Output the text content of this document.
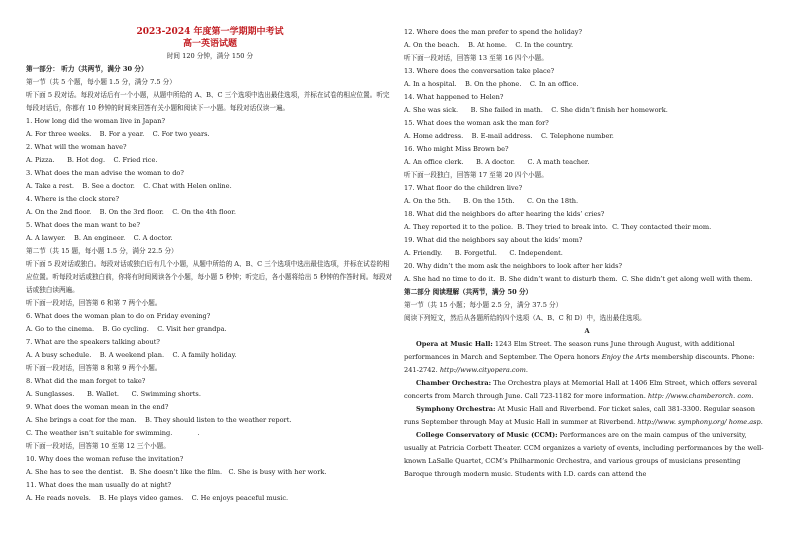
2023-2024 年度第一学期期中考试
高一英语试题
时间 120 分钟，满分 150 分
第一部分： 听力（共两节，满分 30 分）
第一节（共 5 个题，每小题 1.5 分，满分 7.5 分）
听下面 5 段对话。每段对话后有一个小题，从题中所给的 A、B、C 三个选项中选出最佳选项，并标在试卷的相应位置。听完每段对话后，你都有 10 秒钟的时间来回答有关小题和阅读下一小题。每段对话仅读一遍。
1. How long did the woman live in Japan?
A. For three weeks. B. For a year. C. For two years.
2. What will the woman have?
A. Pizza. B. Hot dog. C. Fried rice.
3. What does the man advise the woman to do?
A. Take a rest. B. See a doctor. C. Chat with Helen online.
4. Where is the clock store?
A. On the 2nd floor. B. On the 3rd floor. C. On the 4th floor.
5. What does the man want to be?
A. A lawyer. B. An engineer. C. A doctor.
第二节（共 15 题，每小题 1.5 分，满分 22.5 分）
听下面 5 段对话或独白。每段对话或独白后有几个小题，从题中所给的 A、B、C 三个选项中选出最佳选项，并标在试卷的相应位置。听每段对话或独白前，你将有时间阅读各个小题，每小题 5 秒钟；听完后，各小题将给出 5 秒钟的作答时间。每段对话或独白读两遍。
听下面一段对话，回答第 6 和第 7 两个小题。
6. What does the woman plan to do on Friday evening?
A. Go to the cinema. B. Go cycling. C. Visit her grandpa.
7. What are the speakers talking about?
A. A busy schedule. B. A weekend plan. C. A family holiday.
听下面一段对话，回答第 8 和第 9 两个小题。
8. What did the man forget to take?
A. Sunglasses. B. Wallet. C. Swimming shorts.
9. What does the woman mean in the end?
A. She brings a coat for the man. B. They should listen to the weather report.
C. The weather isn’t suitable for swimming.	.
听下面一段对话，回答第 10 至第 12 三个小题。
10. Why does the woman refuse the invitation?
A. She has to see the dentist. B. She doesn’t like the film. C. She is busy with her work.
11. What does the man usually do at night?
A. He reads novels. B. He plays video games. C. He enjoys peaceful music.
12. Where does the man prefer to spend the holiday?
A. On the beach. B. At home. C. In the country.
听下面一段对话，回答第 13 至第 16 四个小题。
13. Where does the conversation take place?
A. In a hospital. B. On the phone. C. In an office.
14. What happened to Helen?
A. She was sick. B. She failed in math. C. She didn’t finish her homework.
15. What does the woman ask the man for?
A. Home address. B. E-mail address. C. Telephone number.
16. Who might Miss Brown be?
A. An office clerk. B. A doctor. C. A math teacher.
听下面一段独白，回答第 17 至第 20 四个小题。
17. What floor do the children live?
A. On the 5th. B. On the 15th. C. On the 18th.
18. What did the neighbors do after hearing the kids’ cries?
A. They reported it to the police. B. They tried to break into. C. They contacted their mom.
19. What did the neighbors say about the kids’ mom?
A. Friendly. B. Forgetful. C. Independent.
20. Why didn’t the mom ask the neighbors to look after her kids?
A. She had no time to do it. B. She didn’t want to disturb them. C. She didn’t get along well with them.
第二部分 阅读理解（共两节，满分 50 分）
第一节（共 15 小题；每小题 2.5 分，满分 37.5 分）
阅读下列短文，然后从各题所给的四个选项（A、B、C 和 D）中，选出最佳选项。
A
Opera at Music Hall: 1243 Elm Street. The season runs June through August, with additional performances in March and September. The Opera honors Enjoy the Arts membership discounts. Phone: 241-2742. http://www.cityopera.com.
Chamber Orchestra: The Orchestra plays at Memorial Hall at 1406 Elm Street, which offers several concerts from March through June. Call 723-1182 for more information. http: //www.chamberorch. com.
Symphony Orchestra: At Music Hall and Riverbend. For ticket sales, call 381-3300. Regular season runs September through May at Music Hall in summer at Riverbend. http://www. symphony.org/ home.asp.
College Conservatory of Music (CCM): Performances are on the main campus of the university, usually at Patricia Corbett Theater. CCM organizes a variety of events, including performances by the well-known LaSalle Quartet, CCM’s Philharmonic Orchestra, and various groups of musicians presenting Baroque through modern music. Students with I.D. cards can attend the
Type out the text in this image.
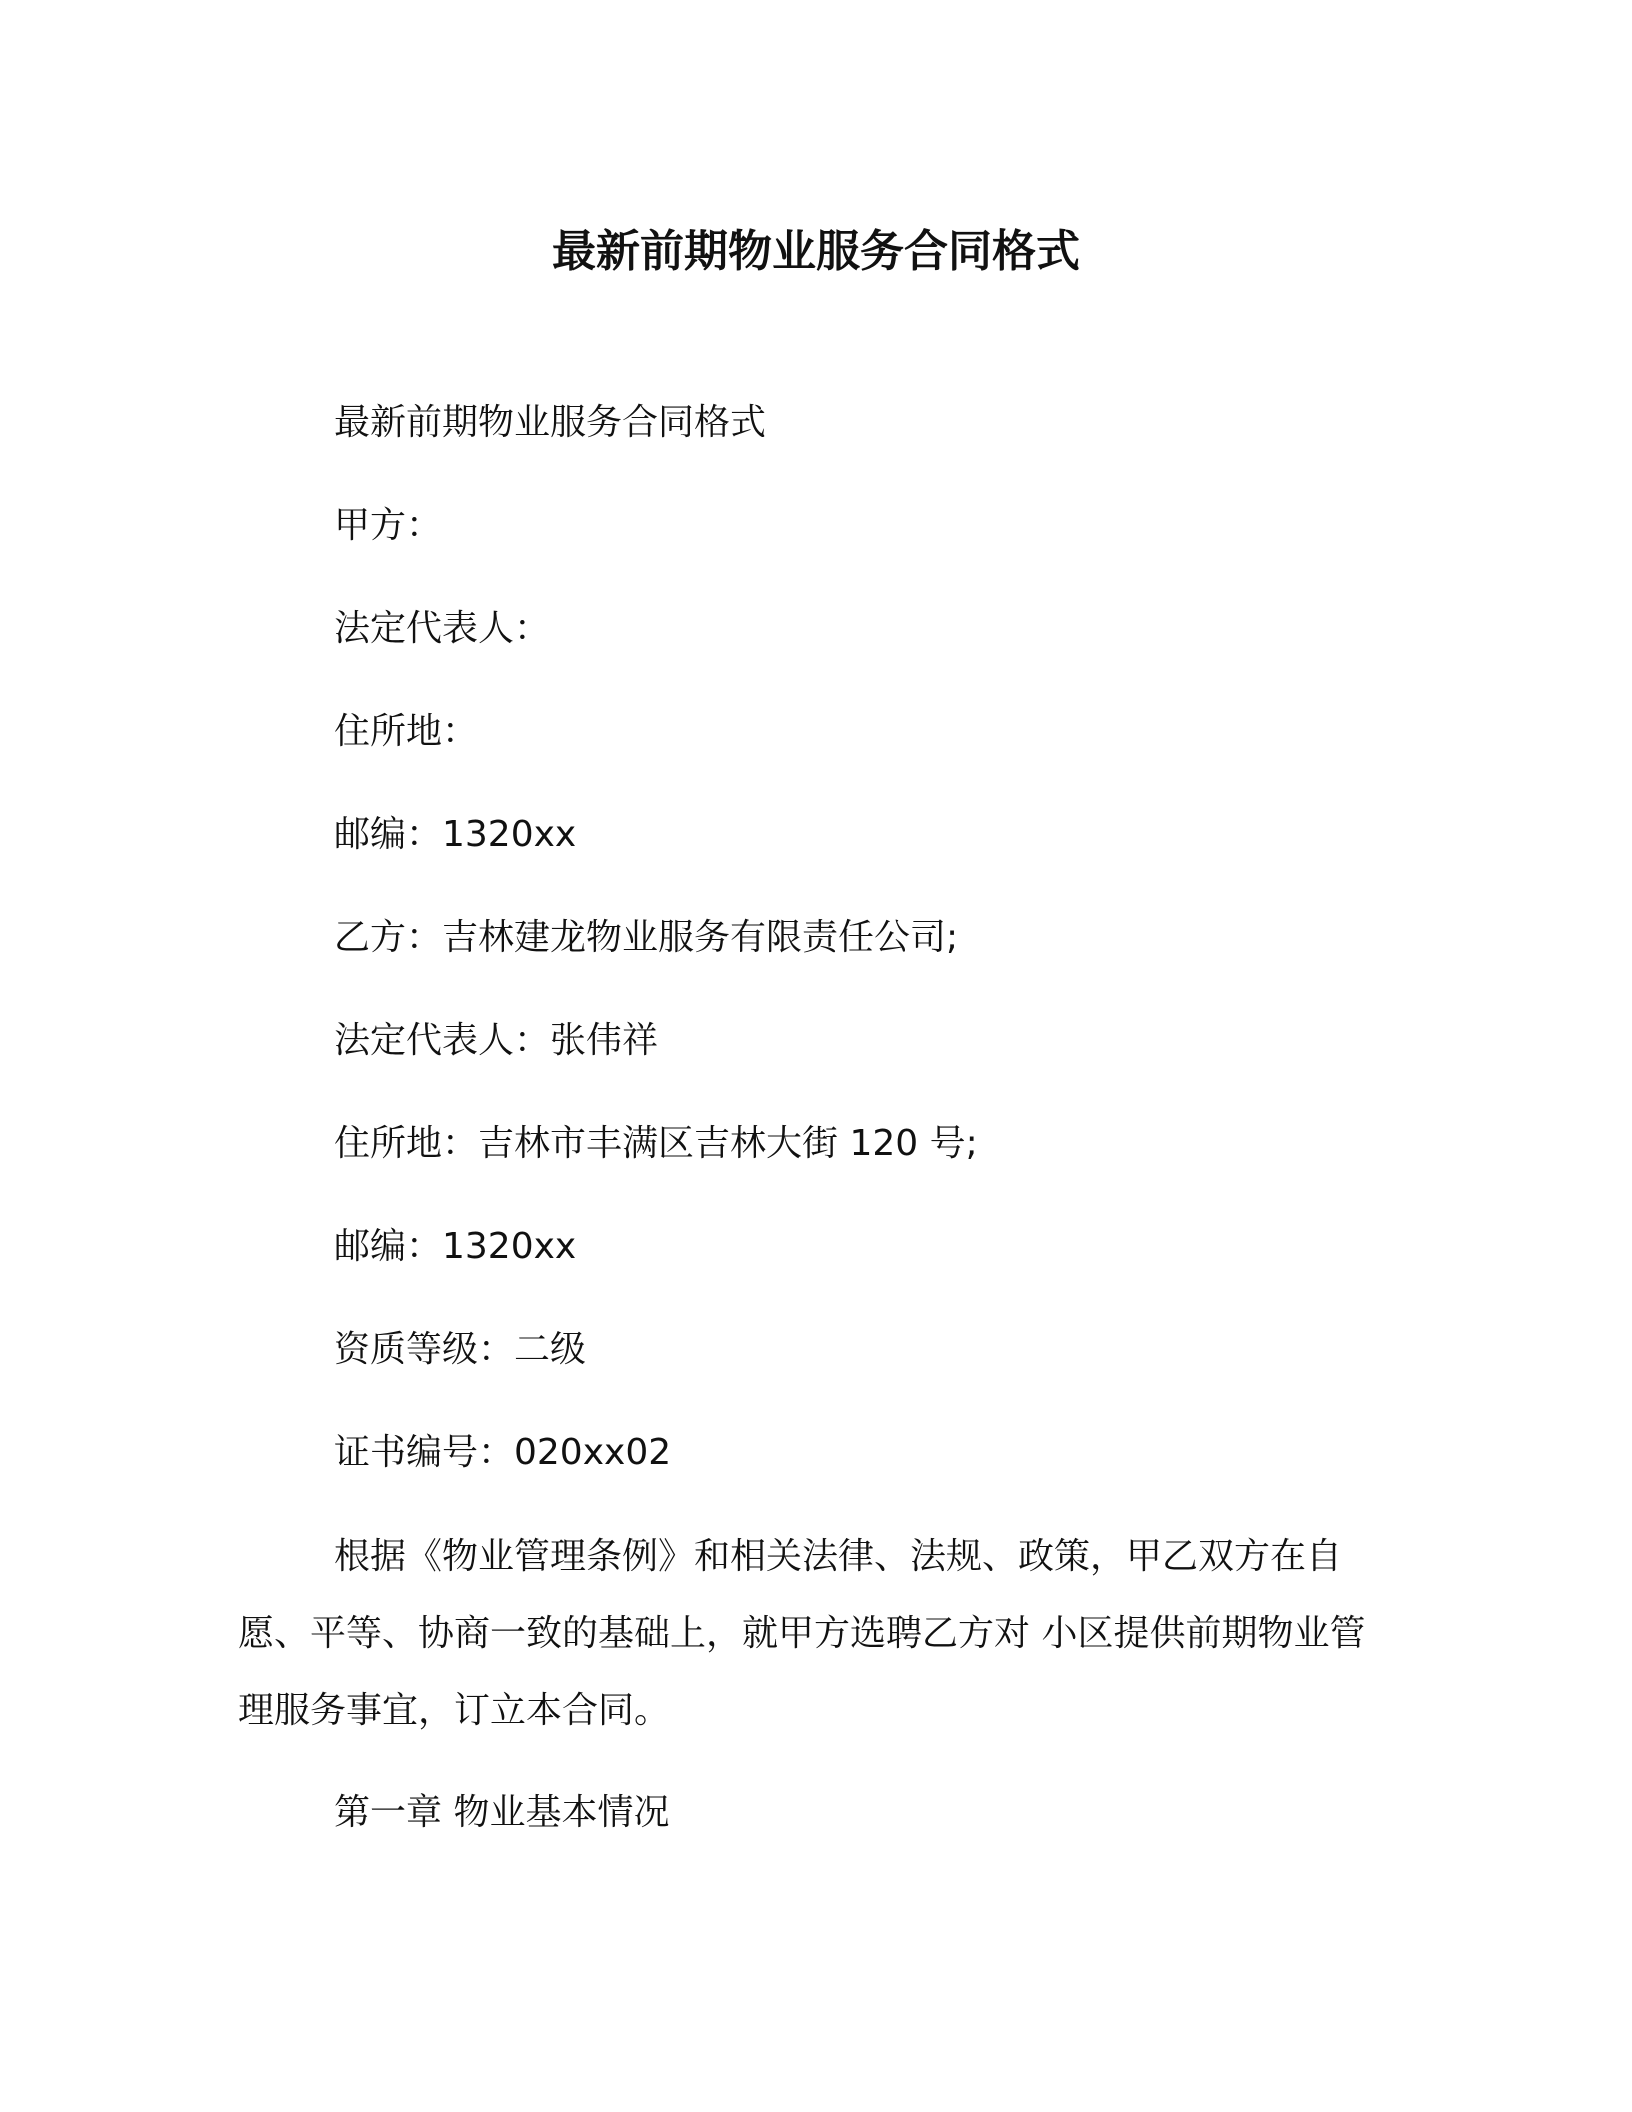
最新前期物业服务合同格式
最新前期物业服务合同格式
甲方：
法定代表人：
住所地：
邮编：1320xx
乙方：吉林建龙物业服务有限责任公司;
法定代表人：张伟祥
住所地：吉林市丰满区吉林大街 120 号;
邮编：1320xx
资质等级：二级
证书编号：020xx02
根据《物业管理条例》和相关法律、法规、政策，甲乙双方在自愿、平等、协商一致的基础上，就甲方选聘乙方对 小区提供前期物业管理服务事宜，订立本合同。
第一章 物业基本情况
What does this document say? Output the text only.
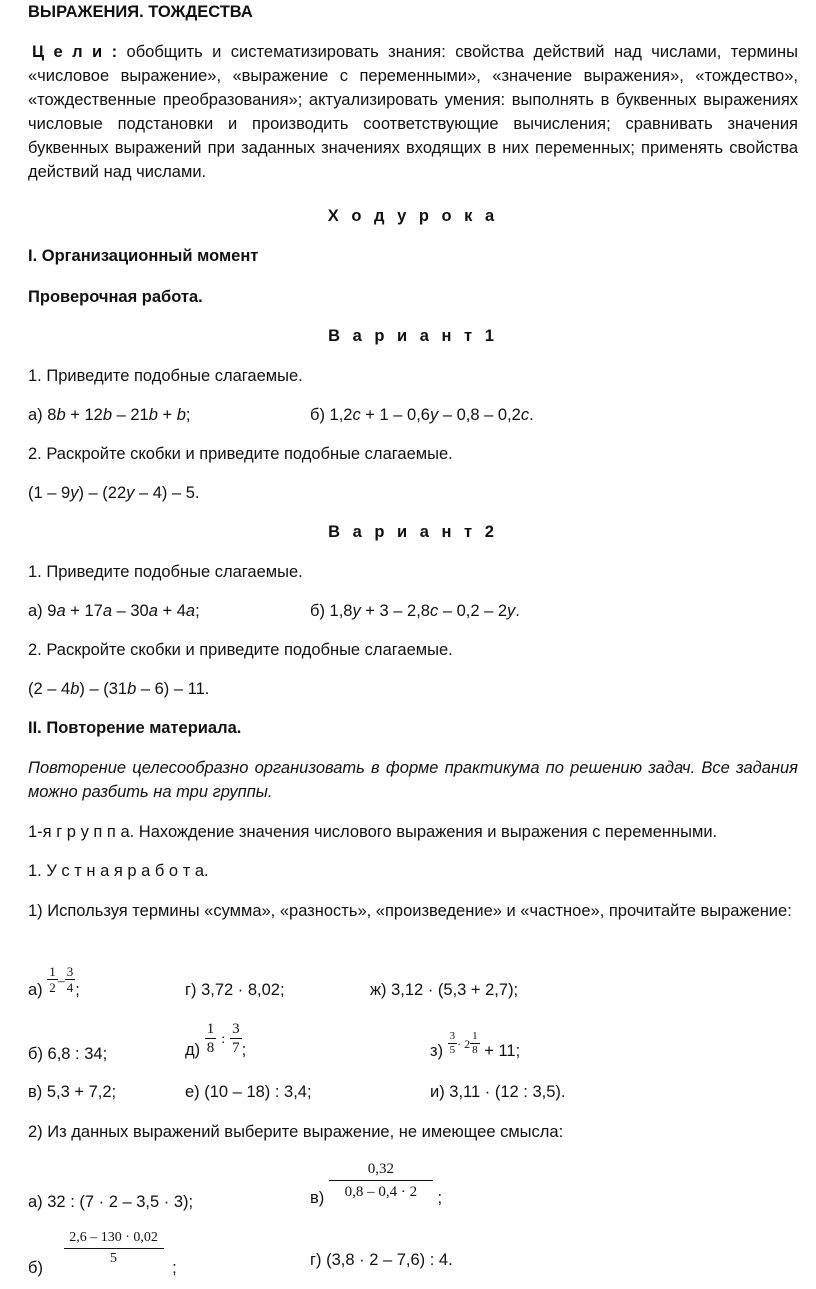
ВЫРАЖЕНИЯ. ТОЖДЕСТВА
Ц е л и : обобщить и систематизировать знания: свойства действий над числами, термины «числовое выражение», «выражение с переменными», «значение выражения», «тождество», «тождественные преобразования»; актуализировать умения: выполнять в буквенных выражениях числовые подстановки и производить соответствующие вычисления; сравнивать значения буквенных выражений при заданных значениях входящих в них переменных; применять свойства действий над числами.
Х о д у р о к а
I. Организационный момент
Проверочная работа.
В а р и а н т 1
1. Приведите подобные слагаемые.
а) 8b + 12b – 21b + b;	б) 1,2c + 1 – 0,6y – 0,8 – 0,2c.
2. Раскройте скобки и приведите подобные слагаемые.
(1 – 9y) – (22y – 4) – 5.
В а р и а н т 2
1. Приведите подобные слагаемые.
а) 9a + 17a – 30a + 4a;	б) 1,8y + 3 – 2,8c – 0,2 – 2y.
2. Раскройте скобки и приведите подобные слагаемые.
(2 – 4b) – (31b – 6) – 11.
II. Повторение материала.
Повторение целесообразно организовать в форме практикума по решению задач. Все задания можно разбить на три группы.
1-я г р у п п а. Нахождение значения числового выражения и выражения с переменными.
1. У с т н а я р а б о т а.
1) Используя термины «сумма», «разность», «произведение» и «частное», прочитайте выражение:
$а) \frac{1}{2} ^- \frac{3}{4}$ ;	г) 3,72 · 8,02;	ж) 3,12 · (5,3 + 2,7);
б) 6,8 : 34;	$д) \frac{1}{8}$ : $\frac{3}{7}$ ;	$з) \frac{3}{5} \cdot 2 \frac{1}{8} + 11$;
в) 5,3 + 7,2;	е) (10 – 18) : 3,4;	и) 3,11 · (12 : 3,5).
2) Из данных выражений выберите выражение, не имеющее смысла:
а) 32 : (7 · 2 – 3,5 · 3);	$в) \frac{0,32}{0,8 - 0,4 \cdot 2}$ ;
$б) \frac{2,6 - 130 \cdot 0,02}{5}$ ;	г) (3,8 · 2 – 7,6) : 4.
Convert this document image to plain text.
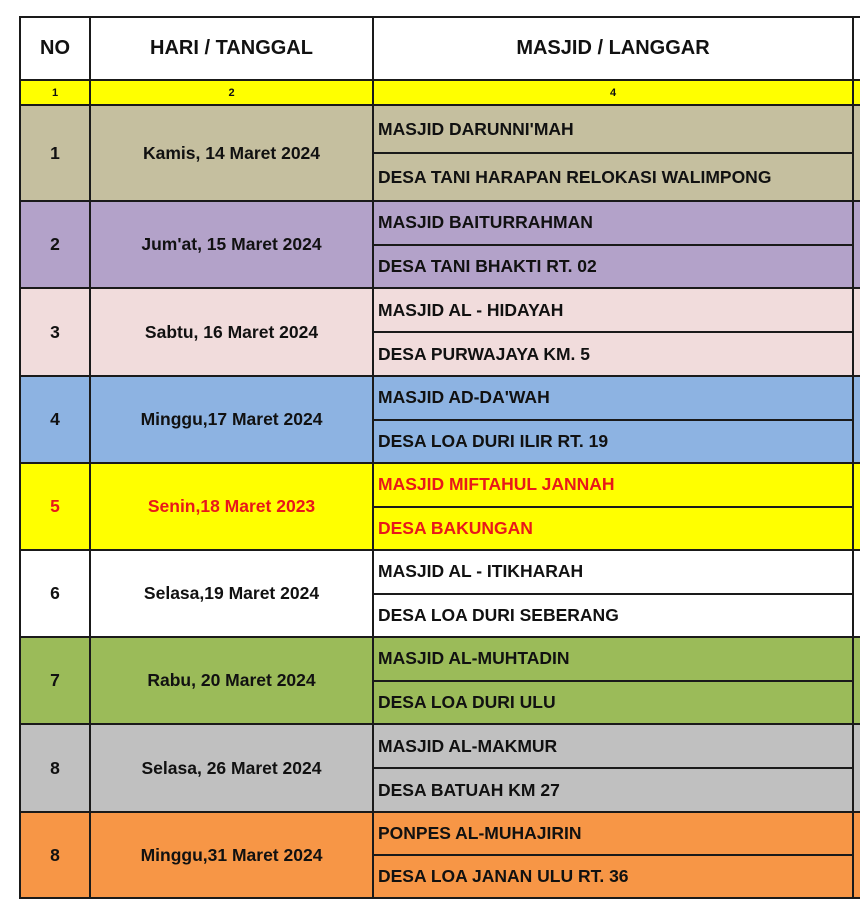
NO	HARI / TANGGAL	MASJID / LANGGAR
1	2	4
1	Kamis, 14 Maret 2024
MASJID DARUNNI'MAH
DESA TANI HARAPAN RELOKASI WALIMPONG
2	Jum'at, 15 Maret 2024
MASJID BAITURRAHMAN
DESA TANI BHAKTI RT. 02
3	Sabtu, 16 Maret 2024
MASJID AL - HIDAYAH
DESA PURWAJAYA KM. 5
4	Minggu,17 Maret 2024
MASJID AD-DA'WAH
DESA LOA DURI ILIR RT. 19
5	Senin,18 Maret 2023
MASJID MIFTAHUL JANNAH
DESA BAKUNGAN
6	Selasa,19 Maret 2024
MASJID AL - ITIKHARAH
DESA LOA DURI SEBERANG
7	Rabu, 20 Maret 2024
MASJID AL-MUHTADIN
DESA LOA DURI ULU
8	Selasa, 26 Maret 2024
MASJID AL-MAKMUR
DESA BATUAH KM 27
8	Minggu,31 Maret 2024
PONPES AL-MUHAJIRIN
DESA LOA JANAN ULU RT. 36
· · · · · · ·
Look through the data and show every line containing "this".

▶ **Expected answer**
Output the text content of this document.
Type out the text in this image.
What does this document say? Output the text only.
Convert this document image to plain text.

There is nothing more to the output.